GIVEN TASK:
Take every line that has the string "قرار" and copy it out.

ENTRIES:
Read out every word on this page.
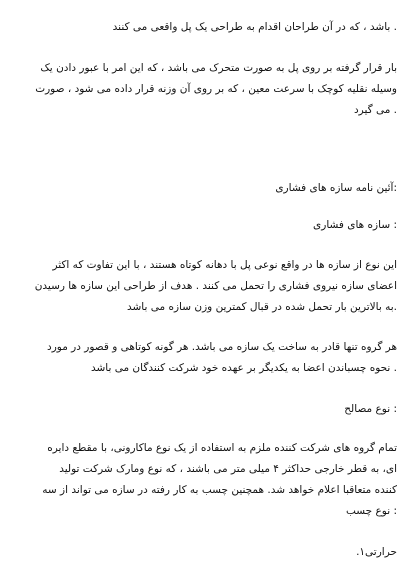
. باشد ، که در آن طراحان اقدام به طراحی یک پل واقعی می کنند
بار قرار گرفته بر روی پل به صورت متحرک می باشد ، که این امر با عبور دادن یک
وسیله نقلیه کوچک با سرعت معین ، که بر روی آن وزنه قرار داده می شود ، صورت
. می گیرد
:آئین نامه سازه های فشاری
: سازه های فشاری
این نوع از سازه ها در واقع نوعی پل با دهانه کوتاه هستند ، با این تفاوت که اکثر
اعضای سازه نیروی فشاری را تحمل می کنند . هدف از طراحی این سازه ها رسیدن
.به بالاترین بار تحمل شده در قبال کمترین وزن سازه می باشد
هر گروه تنها قادر به ساخت یک سازه می باشد. هر گونه کوتاهی و قصور در مورد
. نحوه چسباندن اعضا به یکدیگر بر عهده خود شرکت کنندگان می باشد
: نوع مصالح
تمام گروه های شرکت کننده ملزم به استفاده از یک نوع ماکارونی، با مقطع دایره
ای، به قطر خارجی حداکثر ۴ میلی متر می باشند ، که نوع ومارک شرکت تولید
کننده متعاقبا اعلام خواهد شد. همچنین چسب به کار رفته در سازه می تواند از سه
: نوع چسب
حرارتی۱.
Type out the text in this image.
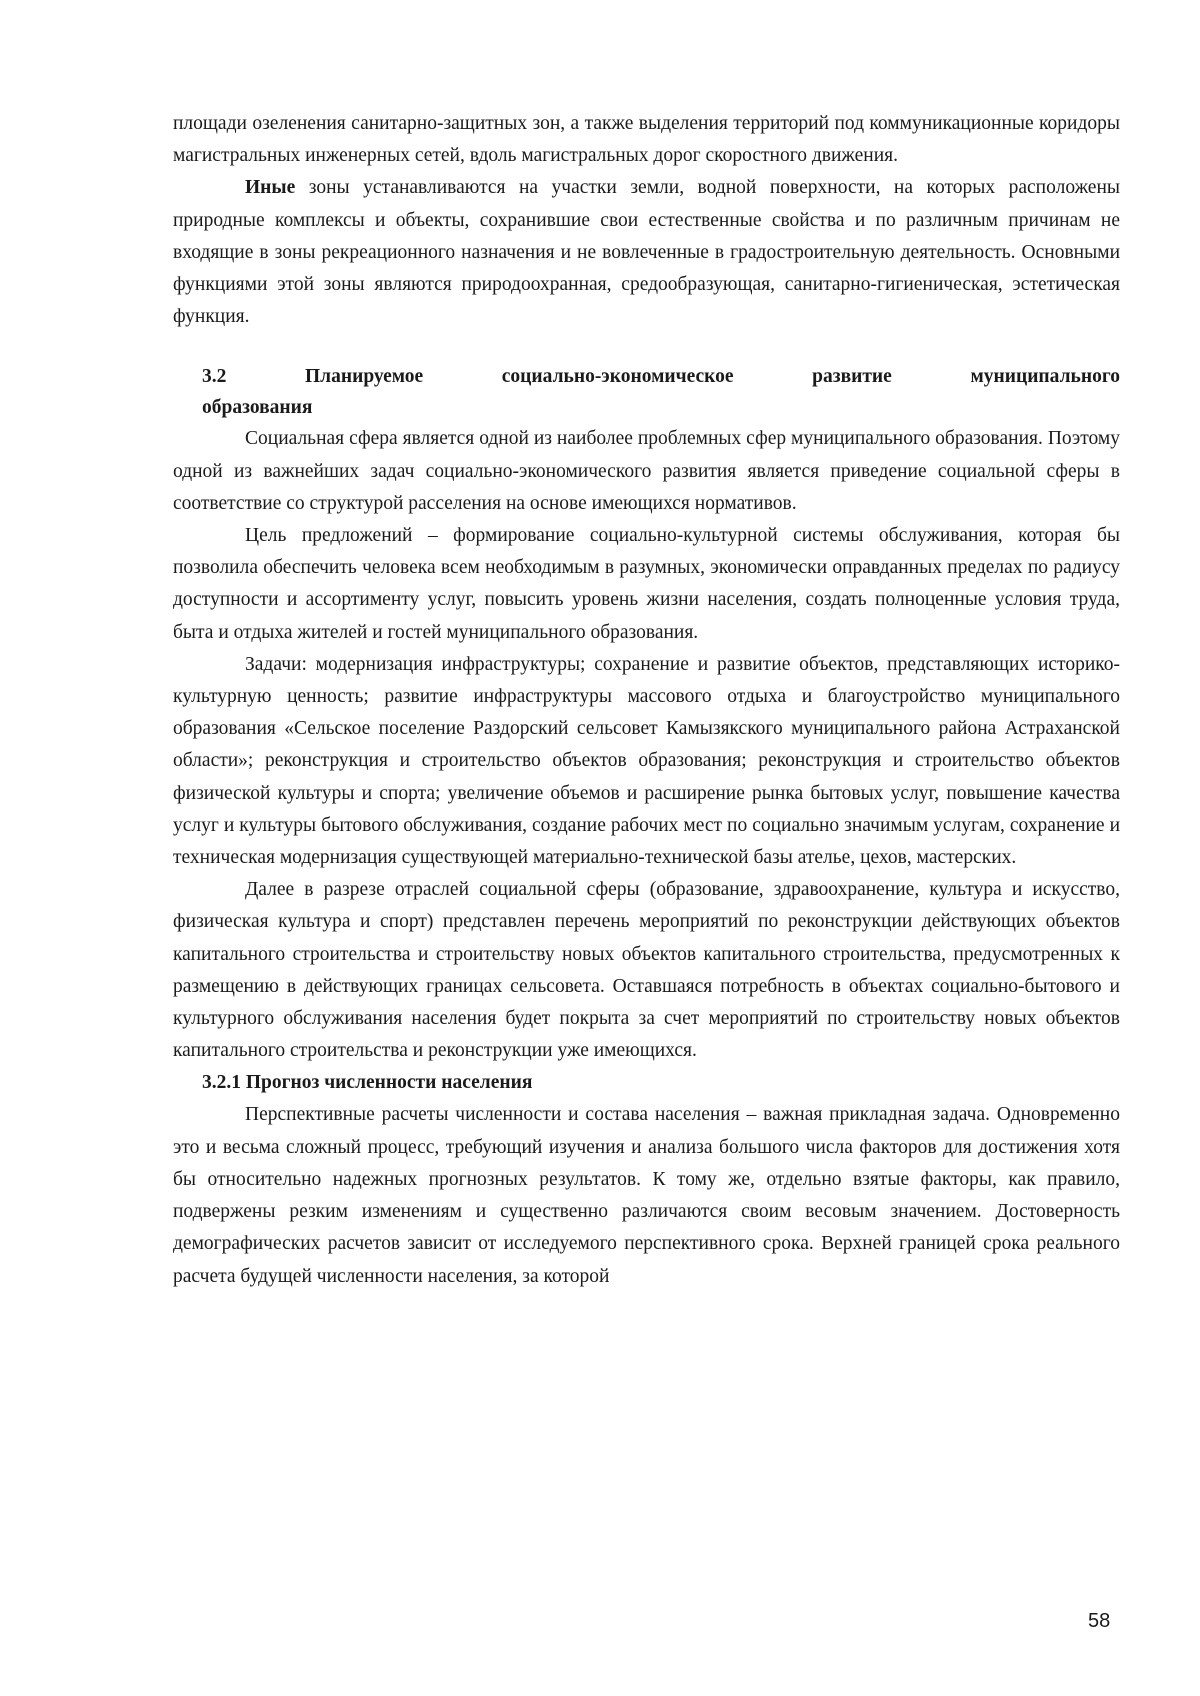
площади озеленения санитарно-защитных зон, а также выделения территорий под коммуникационные коридоры магистральных инженерных сетей, вдоль магистральных дорог скоростного движения.

Иные зоны устанавливаются на участки земли, водной поверхности, на которых расположены природные комплексы и объекты, сохранившие свои естественные свойства и по различным причинам не входящие в зоны рекреационного назначения и не вовлеченные в градостроительную деятельность. Основными функциями этой зоны являются природоохранная, средообразующая, санитарно-гигиеническая, эстетическая функция.

3.2	Планируемое	социально-экономическое	развитие	муниципального
образования

Социальная сфера является одной из наиболее проблемных сфер муниципального образования. Поэтому одной из важнейших задач социально-экономического развития является приведение социальной сферы в соответствие со структурой расселения на основе имеющихся нормативов.

Цель предложений – формирование социально-культурной системы обслуживания, которая бы позволила обеспечить человека всем необходимым в разумных, экономически оправданных пределах по радиусу доступности и ассортименту услуг, повысить уровень жизни населения, создать полноценные условия труда, быта и отдыха жителей и гостей муниципального образования.

Задачи: модернизация инфраструктуры; сохранение и развитие объектов, представляющих историко-культурную ценность; развитие инфраструктуры массового отдыха и благоустройство муниципального образования «Сельское поселение Раздорский сельсовет Камызякского муниципального района Астраханской области»; реконструкция и строительство объектов образования; реконструкция и строительство объектов физической культуры и спорта; увеличение объемов и расширение рынка бытовых услуг, повышение качества услуг и культуры бытового обслуживания, создание рабочих мест по социально значимым услугам, сохранение и техническая модернизация существующей материально-технической базы ателье, цехов, мастерских.

Далее в разрезе отраслей социальной сферы (образование, здравоохранение, культура и искусство, физическая культура и спорт) представлен перечень мероприятий по реконструкции действующих объектов капитального строительства и строительству новых объектов капитального строительства, предусмотренных к размещению в действующих границах сельсовета. Оставшаяся потребность в объектах социально-бытового и культурного обслуживания населения будет покрыта за счет мероприятий по строительству новых объектов капитального строительства и реконструкции уже имеющихся.

3.2.1 Прогноз численности населения

Перспективные расчеты численности и состава населения – важная прикладная задача. Одновременно это и весьма сложный процесс, требующий изучения и анализа большого числа факторов для достижения хотя бы относительно надежных прогнозных результатов. К тому же, отдельно взятые факторы, как правило, подвержены резким изменениям и существенно различаются своим весовым значением. Достоверность демографических расчетов зависит от исследуемого перспективного срока. Верхней границей срока реального расчета будущей численности населения, за которой

58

COMPLETE ANSWER:
بار قرار گرفته بر روی پل به صورت متحرک می باشد ، که این امر با عبور دادن یک
وسیله نقلیه کوچک با سرعت معین ، که بر روی آن وزنه قرار داده می شود ، صورت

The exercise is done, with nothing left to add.